━━ EXTRACTED INFORMATION

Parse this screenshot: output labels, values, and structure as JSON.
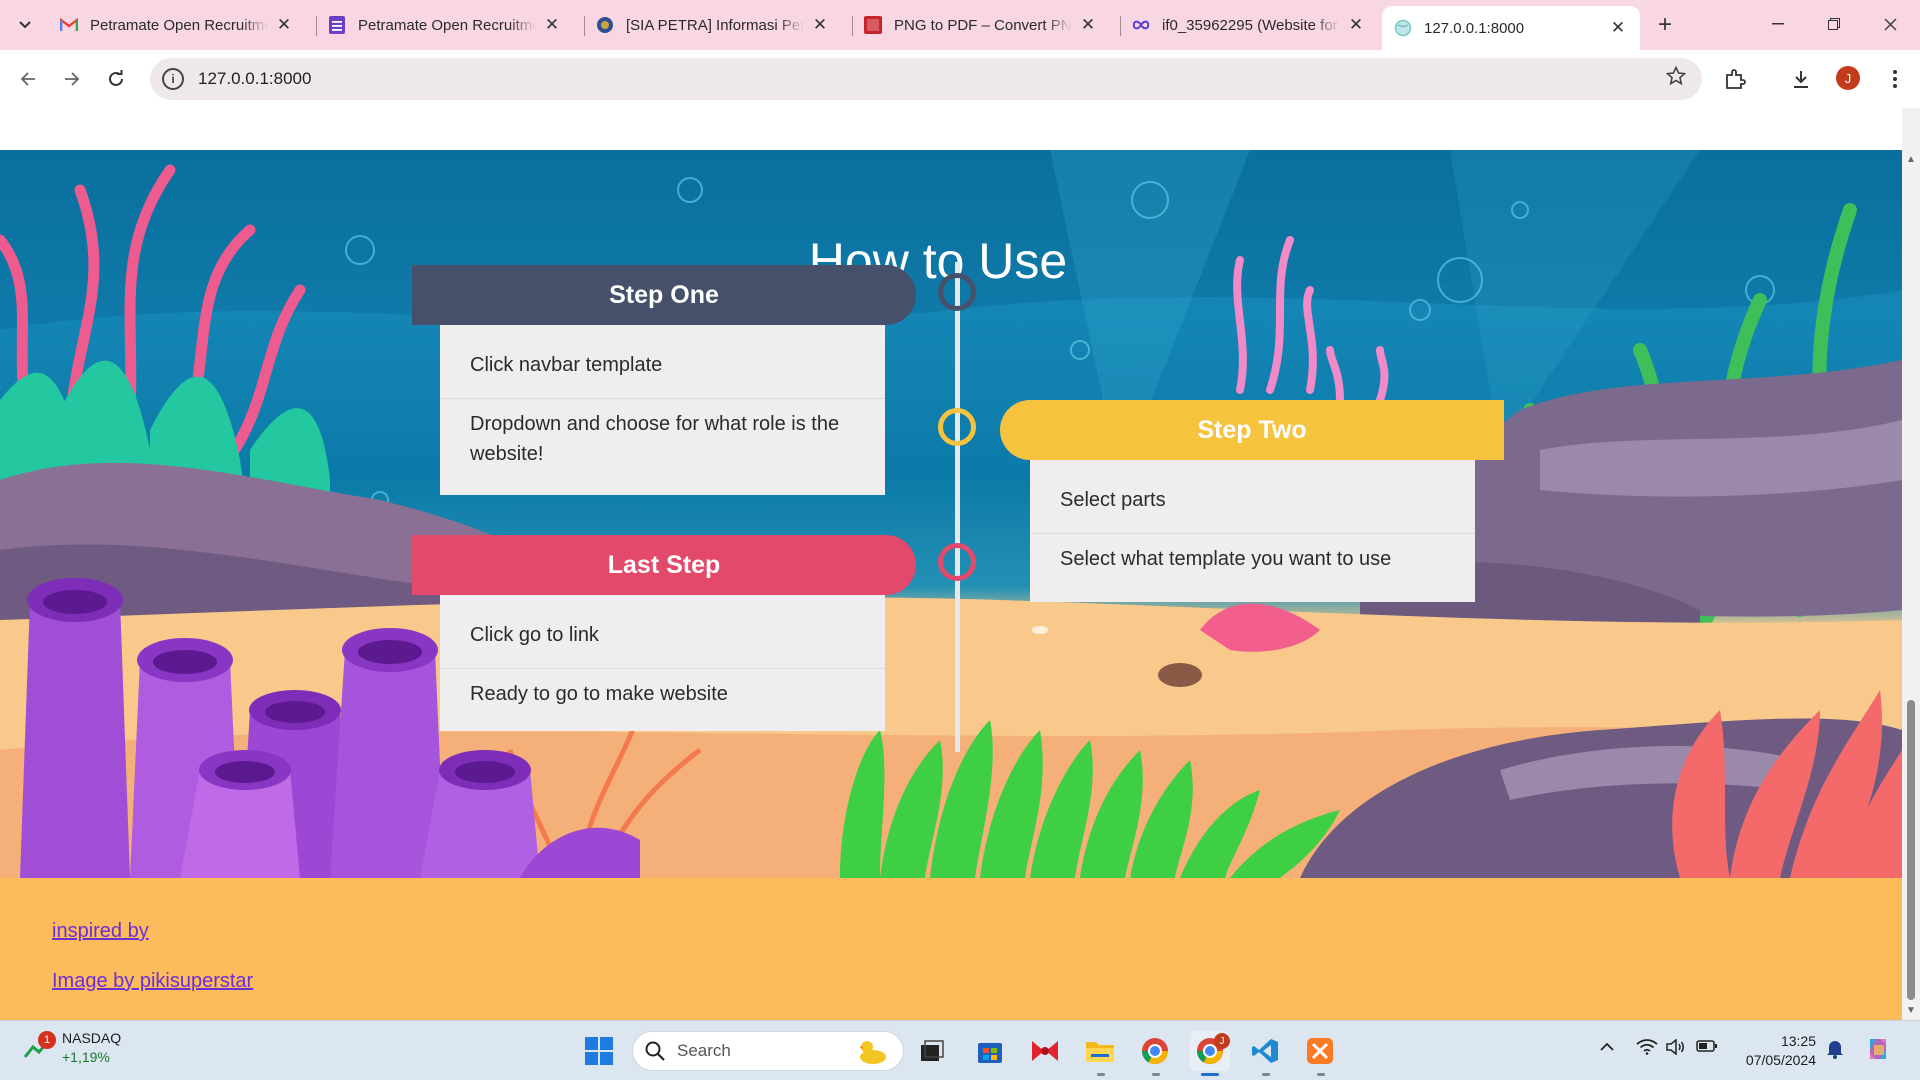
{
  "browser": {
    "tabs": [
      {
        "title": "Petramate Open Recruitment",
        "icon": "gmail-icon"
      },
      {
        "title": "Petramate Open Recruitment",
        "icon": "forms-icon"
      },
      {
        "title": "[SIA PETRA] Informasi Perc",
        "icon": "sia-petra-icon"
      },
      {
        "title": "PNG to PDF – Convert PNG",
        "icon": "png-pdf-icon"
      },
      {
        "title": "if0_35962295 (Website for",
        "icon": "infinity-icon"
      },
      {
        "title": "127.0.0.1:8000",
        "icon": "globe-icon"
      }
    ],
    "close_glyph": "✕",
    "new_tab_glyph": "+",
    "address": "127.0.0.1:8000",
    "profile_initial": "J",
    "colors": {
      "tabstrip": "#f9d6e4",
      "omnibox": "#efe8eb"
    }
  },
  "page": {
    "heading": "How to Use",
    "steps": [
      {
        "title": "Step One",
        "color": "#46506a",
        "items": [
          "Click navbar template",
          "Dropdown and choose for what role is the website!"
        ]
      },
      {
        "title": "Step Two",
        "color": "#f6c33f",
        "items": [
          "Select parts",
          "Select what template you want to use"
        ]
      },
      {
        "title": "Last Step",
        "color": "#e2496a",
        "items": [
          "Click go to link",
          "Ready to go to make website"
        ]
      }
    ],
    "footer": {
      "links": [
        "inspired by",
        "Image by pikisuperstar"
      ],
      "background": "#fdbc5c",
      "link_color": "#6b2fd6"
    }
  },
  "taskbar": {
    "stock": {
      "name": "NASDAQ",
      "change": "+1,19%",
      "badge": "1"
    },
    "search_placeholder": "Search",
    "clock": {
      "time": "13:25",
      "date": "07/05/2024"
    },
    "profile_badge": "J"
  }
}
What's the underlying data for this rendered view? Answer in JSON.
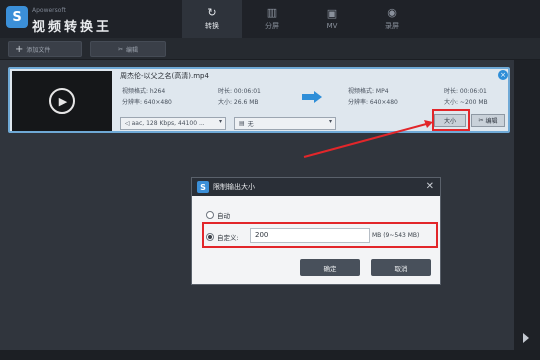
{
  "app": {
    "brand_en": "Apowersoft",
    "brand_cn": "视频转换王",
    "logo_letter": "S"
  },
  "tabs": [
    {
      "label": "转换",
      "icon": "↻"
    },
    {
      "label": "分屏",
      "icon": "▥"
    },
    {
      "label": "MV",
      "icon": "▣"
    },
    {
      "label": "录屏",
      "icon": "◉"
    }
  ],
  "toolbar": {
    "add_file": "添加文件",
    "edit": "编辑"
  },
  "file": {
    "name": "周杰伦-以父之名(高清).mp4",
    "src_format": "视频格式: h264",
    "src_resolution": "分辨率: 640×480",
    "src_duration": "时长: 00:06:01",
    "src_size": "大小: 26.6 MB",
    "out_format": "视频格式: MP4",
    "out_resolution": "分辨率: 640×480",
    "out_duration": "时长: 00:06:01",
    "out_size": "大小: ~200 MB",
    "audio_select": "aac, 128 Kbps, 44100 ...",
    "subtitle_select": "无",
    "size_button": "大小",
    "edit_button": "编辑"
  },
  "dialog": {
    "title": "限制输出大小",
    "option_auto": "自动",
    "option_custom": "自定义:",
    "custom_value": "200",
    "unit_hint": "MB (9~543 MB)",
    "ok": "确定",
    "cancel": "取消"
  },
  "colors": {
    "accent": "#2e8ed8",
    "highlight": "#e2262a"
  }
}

━━━━

§ **SHORT TASK**: Search the listing for the word "Click" and return each line that holds it.

§ **EXPECTED ANSWER**:
          "Click navbar template",
          "Click go to link",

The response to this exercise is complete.